# [GESTELLTE AUFGABE]
Zähle alle Maßnahmen auf, die Parvus laut dem Seitenauszug auf seine Liste der unaufschiebbaren finanziell-technischen Maßnahmen gesetzt hat.

# [SEITENAUSZUG]
════════
Parvus stellte eine Liste der unaufschiebbaren finanziell-technischen Maßnahmen auf. Darunter sind: Versorgung mit Sprengstoffen, mit Karten unter Hinweis auf die zu sprengenden Brücken, Vorbereitung von Boten, Kontakte mit der bolschewistischen Fraktion, die sich in der Schweiz im Exil befand, Finanzierung linksradikaler Zeitungen. Parvus bat die deutsche Regierung (seit Mitte März 1915 war er der Hauptberater der Regierung in Fragen der russischen Revolution), seinen Plan zu finanzieren.

Am 7. März 1915 telegraphierte von Jagow an Deutschlands Reichsschatzamt: „Zur Unterstützung der revolutionären Propaganda in Rußland werden hier zwei Millionen Mark benötigt ...“[30] Postwendend, zwei Tage später, kam eine positive Antwort. Das war ein Vorschuß. Von den zwei Millionen bekam Parvus sofort eine Million und überwies sie auf seine Konten in Kopenhagen. Dort hatte er ein kommerzielles Imperium aufgebaut, das sich mit Handelsoperationen befaßte. Darunter mit gesetzwidrigem Verkauf von Kohle, Metallen und Waffen an Deutschland, Rußland, Dänemark und andere Länder. Seine Einkünfte waren enorm, er beließ sie in Rußland oder überwies sie auf Konten in anderen Ländern. Einen Großteil der Geldmittel investierte Parvus in die Schaffung von Massenmedien in der ganzen Welt. Sie hätten die Welt und die Bevölkerung Rußlands gegen das Zarenregime aufwiegeln sollen.
════════
# [ROHDATEN]
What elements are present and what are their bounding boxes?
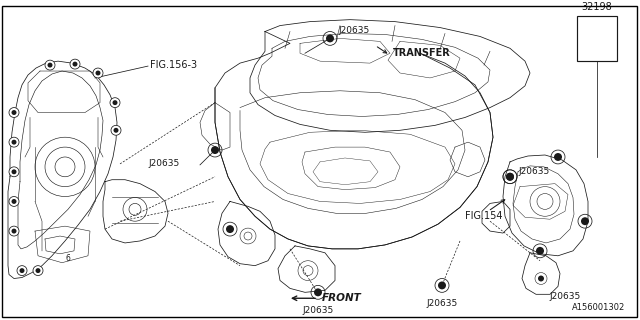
════════
# [VOLLSTÄNDIGE AUSGABE]
- Versorgung mit Sprengstoffen
- Versorgung mit Karten unter Hinweis auf die zu sprengenden Brücken
- Vorbereitung von Boten
- Kontakte mit der bolschewistischen Fraktion, die sich in der Schweiz im Exil befand
- Finanzierung linksradikaler Zeitungen